Box annotation data:
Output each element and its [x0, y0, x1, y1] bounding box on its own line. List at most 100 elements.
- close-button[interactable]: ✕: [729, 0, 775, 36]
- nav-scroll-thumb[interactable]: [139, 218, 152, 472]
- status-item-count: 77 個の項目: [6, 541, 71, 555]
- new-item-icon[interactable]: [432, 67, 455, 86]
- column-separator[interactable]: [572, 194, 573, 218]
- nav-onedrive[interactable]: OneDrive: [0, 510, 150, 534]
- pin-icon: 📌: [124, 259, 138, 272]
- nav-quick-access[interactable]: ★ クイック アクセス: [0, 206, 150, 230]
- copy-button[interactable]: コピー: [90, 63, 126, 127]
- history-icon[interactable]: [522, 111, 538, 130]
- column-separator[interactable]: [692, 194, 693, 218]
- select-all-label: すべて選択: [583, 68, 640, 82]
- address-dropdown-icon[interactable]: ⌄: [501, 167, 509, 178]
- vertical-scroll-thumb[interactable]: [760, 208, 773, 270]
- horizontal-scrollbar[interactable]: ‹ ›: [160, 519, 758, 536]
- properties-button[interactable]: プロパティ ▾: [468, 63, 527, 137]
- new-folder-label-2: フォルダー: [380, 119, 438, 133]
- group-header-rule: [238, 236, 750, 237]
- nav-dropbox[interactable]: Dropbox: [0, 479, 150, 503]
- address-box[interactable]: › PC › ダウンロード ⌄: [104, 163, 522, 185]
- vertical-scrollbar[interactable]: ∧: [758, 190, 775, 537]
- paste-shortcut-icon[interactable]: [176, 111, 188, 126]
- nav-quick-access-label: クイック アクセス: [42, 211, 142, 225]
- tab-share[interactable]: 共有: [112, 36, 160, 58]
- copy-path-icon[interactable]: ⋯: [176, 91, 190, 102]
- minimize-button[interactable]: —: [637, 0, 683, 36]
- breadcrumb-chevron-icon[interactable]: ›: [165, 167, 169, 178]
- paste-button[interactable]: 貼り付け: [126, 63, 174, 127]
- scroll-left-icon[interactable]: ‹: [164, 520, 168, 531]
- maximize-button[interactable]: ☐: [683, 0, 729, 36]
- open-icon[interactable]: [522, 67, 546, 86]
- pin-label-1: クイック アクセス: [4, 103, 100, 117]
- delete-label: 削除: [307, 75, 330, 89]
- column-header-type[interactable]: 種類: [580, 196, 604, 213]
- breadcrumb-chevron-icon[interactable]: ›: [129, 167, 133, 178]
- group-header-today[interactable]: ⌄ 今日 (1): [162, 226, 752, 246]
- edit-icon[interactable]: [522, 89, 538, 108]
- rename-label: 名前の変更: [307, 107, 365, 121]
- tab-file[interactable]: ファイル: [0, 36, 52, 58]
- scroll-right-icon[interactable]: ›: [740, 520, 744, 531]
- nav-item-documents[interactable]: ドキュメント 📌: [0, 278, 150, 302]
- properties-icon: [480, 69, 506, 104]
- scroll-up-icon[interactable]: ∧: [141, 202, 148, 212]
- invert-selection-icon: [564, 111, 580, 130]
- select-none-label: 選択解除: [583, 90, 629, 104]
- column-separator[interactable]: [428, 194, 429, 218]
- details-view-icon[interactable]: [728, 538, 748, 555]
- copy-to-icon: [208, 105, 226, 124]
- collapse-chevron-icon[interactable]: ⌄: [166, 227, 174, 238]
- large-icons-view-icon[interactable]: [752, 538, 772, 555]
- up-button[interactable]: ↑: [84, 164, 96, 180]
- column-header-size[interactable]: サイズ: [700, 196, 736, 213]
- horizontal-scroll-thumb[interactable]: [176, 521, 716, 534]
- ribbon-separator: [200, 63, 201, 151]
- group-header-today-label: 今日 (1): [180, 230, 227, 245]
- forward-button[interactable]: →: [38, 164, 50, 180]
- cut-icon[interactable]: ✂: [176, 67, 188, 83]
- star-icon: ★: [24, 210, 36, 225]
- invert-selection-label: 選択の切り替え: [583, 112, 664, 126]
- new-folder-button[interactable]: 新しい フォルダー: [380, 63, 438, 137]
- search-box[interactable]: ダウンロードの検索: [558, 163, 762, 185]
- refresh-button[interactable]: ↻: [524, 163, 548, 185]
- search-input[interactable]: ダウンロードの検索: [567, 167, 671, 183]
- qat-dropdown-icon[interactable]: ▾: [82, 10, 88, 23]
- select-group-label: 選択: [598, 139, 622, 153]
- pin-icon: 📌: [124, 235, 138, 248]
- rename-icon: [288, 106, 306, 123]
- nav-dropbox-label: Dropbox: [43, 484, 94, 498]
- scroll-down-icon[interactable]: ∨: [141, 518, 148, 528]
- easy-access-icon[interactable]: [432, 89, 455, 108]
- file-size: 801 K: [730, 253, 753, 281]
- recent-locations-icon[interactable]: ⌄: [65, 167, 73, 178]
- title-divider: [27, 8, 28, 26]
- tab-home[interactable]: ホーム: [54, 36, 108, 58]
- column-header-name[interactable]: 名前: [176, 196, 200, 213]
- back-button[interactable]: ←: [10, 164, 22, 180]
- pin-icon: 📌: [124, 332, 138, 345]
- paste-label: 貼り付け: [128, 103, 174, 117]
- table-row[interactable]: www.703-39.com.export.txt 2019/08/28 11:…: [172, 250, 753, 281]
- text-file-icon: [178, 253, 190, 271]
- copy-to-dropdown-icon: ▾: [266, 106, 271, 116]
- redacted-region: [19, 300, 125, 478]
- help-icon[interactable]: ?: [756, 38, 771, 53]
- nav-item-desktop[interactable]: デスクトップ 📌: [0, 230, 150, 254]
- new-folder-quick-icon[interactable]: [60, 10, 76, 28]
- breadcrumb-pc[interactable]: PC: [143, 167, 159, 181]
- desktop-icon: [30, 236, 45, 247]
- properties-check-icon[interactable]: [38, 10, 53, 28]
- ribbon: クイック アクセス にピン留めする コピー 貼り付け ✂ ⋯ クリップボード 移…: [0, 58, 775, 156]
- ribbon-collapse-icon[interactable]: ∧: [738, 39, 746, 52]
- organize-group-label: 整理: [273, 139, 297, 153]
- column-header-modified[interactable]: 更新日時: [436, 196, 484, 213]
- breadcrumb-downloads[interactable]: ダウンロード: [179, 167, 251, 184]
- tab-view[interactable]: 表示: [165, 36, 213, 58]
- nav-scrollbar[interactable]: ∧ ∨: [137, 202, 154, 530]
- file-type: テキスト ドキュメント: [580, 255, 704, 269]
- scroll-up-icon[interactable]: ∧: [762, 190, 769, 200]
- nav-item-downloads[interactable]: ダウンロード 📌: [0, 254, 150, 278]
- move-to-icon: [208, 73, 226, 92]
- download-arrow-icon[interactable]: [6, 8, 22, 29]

TASK OBJECTIVE: How many lines in the entries above contain the string "クイック", with case treated as significant? Reply with the number alone.

COMPLETED TASK: 4